**Stated problem:**
Write out the whole listing exactly as it stands.

---------- Supplied material

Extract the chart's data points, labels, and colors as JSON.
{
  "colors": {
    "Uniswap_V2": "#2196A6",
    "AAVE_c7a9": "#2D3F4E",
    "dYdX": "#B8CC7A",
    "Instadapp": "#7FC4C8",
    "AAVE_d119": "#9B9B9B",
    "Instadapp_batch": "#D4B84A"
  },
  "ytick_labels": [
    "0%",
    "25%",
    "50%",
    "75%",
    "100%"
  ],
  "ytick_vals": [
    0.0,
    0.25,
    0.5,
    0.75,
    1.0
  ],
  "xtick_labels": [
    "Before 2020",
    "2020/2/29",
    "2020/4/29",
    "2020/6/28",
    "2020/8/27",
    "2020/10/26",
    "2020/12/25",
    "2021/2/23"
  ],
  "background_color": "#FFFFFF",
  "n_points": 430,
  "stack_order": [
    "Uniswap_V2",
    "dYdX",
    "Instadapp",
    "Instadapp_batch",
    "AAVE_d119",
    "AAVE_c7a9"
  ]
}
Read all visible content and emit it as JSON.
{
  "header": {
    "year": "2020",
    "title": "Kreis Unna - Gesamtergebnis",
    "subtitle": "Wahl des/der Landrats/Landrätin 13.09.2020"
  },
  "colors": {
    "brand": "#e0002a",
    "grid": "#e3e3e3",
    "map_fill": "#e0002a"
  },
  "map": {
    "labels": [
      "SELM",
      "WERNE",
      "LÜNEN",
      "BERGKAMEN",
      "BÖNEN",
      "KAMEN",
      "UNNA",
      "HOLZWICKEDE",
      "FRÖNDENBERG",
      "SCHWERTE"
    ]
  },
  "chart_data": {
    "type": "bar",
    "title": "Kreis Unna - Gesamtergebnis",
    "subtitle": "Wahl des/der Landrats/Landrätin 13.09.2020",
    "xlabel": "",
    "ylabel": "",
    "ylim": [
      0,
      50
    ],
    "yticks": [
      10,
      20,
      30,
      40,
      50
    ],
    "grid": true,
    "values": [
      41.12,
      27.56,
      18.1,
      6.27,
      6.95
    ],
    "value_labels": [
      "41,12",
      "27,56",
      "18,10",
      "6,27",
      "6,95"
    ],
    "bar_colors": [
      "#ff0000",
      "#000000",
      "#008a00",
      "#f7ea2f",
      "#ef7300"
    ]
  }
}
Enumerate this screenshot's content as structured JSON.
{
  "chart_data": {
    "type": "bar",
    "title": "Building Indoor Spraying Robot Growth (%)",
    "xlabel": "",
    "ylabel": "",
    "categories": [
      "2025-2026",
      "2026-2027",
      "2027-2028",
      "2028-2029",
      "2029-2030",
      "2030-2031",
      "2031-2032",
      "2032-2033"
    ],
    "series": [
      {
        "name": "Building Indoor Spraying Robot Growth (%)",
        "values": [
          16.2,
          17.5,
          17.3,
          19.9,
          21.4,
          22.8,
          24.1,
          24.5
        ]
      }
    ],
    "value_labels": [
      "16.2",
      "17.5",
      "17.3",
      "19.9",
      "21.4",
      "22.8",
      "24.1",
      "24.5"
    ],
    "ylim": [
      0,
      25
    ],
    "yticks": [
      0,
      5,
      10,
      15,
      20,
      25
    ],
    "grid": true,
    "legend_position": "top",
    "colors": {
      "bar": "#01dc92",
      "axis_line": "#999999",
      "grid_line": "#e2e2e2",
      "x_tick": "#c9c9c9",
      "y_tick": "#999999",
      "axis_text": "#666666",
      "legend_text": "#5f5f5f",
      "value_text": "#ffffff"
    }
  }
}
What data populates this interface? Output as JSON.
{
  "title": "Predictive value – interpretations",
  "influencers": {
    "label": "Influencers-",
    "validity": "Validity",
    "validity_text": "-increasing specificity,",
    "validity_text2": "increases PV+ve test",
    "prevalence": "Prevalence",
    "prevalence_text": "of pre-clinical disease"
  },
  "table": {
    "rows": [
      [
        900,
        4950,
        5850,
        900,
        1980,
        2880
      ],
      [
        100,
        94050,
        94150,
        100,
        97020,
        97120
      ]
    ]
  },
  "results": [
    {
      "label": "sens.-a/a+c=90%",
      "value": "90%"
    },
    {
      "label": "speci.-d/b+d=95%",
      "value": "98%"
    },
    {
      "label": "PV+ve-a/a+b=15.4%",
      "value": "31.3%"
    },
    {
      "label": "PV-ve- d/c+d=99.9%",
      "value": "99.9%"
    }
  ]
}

--------------------

**Solution to this problem:**
Extract the chart's data points, labels, and colors as JSON.
{
  "colors": {
    "Uniswap_V2": "#2196A6",
    "AAVE_c7a9": "#2D3F4E",
    "dYdX": "#B8CC7A",
    "Instadapp": "#7FC4C8",
    "AAVE_d119": "#9B9B9B",
    "Instadapp_batch": "#D4B84A"
  },
  "ytick_labels": [
    "0%",
    "25%",
    "50%",
    "75%",
    "100%"
  ],
  "ytick_vals": [
    0.0,
    0.25,
    0.5,
    0.75,
    1.0
  ],
  "xtick_labels": [
    "Before 2020",
    "2020/2/29",
    "2020/4/29",
    "2020/6/28",
    "2020/8/27",
    "2020/10/26",
    "2020/12/25",
    "2021/2/23"
  ],
  "background_color": "#FFFFFF",
  "n_points": 430,
  "stack_order": [
    "Uniswap_V2",
    "dYdX",
    "Instadapp",
    "Instadapp_batch",
    "AAVE_d119",
    "AAVE_c7a9"
  ]
}
Read all visible content and emit it as JSON.
{
  "header": {
    "year": "2020",
    "title": "Kreis Unna - Gesamtergebnis",
    "subtitle": "Wahl des/der Landrats/Landrätin 13.09.2020"
  },
  "colors": {
    "brand": "#e0002a",
    "grid": "#e3e3e3",
    "map_fill": "#e0002a"
  },
  "map": {
    "labels": [
      "SELM",
      "WERNE",
      "LÜNEN",
      "BERGKAMEN",
      "BÖNEN",
      "KAMEN",
      "UNNA",
      "HOLZWICKEDE",
      "FRÖNDENBERG",
      "SCHWERTE"
    ]
  },
  "chart_data": {
    "type": "bar",
    "title": "Kreis Unna - Gesamtergebnis",
    "subtitle": "Wahl des/der Landrats/Landrätin 13.09.2020",
    "xlabel": "",
    "ylabel": "",
    "ylim": [
      0,
      50
    ],
    "yticks": [
      10,
      20,
      30,
      40,
      50
    ],
    "grid": true,
    "values": [
      41.12,
      27.56,
      18.1,
      6.27,
      6.95
    ],
    "value_labels": [
      "41,12",
      "27,56",
      "18,10",
      "6,27",
      "6,95"
    ],
    "bar_colors": [
      "#ff0000",
      "#000000",
      "#008a00",
      "#f7ea2f",
      "#ef7300"
    ]
  }
}
Enumerate this screenshot's content as structured JSON.
{
  "chart_data": {
    "type": "bar",
    "title": "Building Indoor Spraying Robot Growth (%)",
    "xlabel": "",
    "ylabel": "",
    "categories": [
      "2025-2026",
      "2026-2027",
      "2027-2028",
      "2028-2029",
      "2029-2030",
      "2030-2031",
      "2031-2032",
      "2032-2033"
    ],
    "series": [
      {
        "name": "Building Indoor Spraying Robot Growth (%)",
        "values": [
          16.2,
          17.5,
          17.3,
          19.9,
          21.4,
          22.8,
          24.1,
          24.5
        ]
      }
    ],
    "value_labels": [
      "16.2",
      "17.5",
      "17.3",
      "19.9",
      "21.4",
      "22.8",
      "24.1",
      "24.5"
    ],
    "ylim": [
      0,
      25
    ],
    "yticks": [
      0,
      5,
      10,
      15,
      20,
      25
    ],
    "grid": true,
    "legend_position": "top",
    "colors": {
      "bar": "#01dc92",
      "axis_line": "#999999",
      "grid_line": "#e2e2e2",
      "x_tick": "#c9c9c9",
      "y_tick": "#999999",
      "axis_text": "#666666",
      "legend_text": "#5f5f5f",
      "value_text": "#ffffff"
    }
  }
}
What data populates this interface? Output as JSON.
{
  "title": "Predictive value – interpretations",
  "influencers": {
    "label": "Influencers-",
    "validity": "Validity",
    "validity_text": "-increasing specificity,",
    "validity_text2": "increases PV+ve test",
    "prevalence": "Prevalence",
    "prevalence_text": "of pre-clinical disease"
  },
  "table": {
    "rows": [
      [
        900,
        4950,
        5850,
        900,
        1980,
        2880
      ],
      [
        100,
        94050,
        94150,
        100,
        97020,
        97120
      ]
    ]
  },
  "results": [
    {
      "label": "sens.-a/a+c=90%",
      "value": "90%"
    },
    {
      "label": "speci.-d/b+d=95%",
      "value": "98%"
    },
    {
      "label": "PV+ve-a/a+b=15.4%",
      "value": "31.3%"
    },
    {
      "label": "PV-ve- d/c+d=99.9%",
      "value": "99.9%"
    }
  ]
}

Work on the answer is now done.